*DIRECTIONS FOR THIS TASK*: Return the records that follow, matching each one exactly.

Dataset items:
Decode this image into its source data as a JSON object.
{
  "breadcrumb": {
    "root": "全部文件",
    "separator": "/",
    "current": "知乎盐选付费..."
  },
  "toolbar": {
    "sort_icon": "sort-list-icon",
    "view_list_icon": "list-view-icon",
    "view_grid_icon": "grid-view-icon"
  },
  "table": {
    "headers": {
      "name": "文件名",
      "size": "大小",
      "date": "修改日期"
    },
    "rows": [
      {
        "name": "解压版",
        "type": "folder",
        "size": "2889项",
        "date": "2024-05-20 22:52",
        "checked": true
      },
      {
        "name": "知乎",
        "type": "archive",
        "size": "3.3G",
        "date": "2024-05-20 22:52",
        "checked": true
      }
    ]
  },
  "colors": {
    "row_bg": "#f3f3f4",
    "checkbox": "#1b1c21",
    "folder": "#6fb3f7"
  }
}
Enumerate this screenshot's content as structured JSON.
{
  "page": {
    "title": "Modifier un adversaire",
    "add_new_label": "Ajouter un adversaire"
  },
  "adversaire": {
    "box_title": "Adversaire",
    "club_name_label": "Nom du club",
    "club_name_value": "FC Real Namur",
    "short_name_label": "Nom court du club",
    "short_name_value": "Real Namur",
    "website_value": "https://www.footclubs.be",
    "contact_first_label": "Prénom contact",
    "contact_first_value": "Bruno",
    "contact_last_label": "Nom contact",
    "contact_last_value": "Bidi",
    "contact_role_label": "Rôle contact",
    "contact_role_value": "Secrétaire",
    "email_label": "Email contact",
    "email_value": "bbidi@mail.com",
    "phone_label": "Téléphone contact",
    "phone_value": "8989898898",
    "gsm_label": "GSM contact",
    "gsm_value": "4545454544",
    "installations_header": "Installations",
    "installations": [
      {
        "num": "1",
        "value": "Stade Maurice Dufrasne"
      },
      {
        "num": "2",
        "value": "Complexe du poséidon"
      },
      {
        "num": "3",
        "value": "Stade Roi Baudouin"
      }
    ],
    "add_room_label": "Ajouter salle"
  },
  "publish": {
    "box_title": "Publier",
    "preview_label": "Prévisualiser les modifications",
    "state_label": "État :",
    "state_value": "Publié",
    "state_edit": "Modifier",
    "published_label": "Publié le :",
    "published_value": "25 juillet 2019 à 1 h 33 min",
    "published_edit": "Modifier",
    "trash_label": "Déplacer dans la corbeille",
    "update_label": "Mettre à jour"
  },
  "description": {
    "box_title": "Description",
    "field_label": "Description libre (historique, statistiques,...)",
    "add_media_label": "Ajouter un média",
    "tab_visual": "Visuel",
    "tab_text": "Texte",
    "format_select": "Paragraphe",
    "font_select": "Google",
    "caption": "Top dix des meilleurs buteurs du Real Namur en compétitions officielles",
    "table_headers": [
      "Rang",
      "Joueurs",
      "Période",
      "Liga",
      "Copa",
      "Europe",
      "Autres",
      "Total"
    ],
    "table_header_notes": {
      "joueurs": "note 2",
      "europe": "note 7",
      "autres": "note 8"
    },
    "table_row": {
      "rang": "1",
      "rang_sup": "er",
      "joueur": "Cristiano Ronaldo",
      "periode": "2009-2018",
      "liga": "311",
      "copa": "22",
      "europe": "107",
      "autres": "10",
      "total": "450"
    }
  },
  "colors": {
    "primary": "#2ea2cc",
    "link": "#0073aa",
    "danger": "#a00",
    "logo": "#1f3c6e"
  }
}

*EXPECTED ANSWER*:
Decode this image into its source data as a JSON object.
{
  "breadcrumb": {
    "root": "全部文件",
    "separator": "/",
    "current": "知乎盐选付费..."
  },
  "toolbar": {
    "sort_icon": "sort-list-icon",
    "view_list_icon": "list-view-icon",
    "view_grid_icon": "grid-view-icon"
  },
  "table": {
    "headers": {
      "name": "文件名",
      "size": "大小",
      "date": "修改日期"
    },
    "rows": [
      {
        "name": "解压版",
        "type": "folder",
        "size": "2889项",
        "date": "2024-05-20 22:52",
        "checked": true
      },
      {
        "name": "知乎",
        "type": "archive",
        "size": "3.3G",
        "date": "2024-05-20 22:52",
        "checked": true
      }
    ]
  },
  "colors": {
    "row_bg": "#f3f3f4",
    "checkbox": "#1b1c21",
    "folder": "#6fb3f7"
  }
}
Enumerate this screenshot's content as structured JSON.
{
  "page": {
    "title": "Modifier un adversaire",
    "add_new_label": "Ajouter un adversaire"
  },
  "adversaire": {
    "box_title": "Adversaire",
    "club_name_label": "Nom du club",
    "club_name_value": "FC Real Namur",
    "short_name_label": "Nom court du club",
    "short_name_value": "Real Namur",
    "website_value": "https://www.footclubs.be",
    "contact_first_label": "Prénom contact",
    "contact_first_value": "Bruno",
    "contact_last_label": "Nom contact",
    "contact_last_value": "Bidi",
    "contact_role_label": "Rôle contact",
    "contact_role_value": "Secrétaire",
    "email_label": "Email contact",
    "email_value": "bbidi@mail.com",
    "phone_label": "Téléphone contact",
    "phone_value": "8989898898",
    "gsm_label": "GSM contact",
    "gsm_value": "4545454544",
    "installations_header": "Installations",
    "installations": [
      {
        "num": "1",
        "value": "Stade Maurice Dufrasne"
      },
      {
        "num": "2",
        "value": "Complexe du poséidon"
      },
      {
        "num": "3",
        "value": "Stade Roi Baudouin"
      }
    ],
    "add_room_label": "Ajouter salle"
  },
  "publish": {
    "box_title": "Publier",
    "preview_label": "Prévisualiser les modifications",
    "state_label": "État :",
    "state_value": "Publié",
    "state_edit": "Modifier",
    "published_label": "Publié le :",
    "published_value": "25 juillet 2019 à 1 h 33 min",
    "published_edit": "Modifier",
    "trash_label": "Déplacer dans la corbeille",
    "update_label": "Mettre à jour"
  },
  "description": {
    "box_title": "Description",
    "field_label": "Description libre (historique, statistiques,...)",
    "add_media_label": "Ajouter un média",
    "tab_visual": "Visuel",
    "tab_text": "Texte",
    "format_select": "Paragraphe",
    "font_select": "Google",
    "caption": "Top dix des meilleurs buteurs du Real Namur en compétitions officielles",
    "table_headers": [
      "Rang",
      "Joueurs",
      "Période",
      "Liga",
      "Copa",
      "Europe",
      "Autres",
      "Total"
    ],
    "table_header_notes": {
      "joueurs": "note 2",
      "europe": "note 7",
      "autres": "note 8"
    },
    "table_row": {
      "rang": "1",
      "rang_sup": "er",
      "joueur": "Cristiano Ronaldo",
      "periode": "2009-2018",
      "liga": "311",
      "copa": "22",
      "europe": "107",
      "autres": "10",
      "total": "450"
    }
  },
  "colors": {
    "primary": "#2ea2cc",
    "link": "#0073aa",
    "danger": "#a00",
    "logo": "#1f3c6e"
  }
}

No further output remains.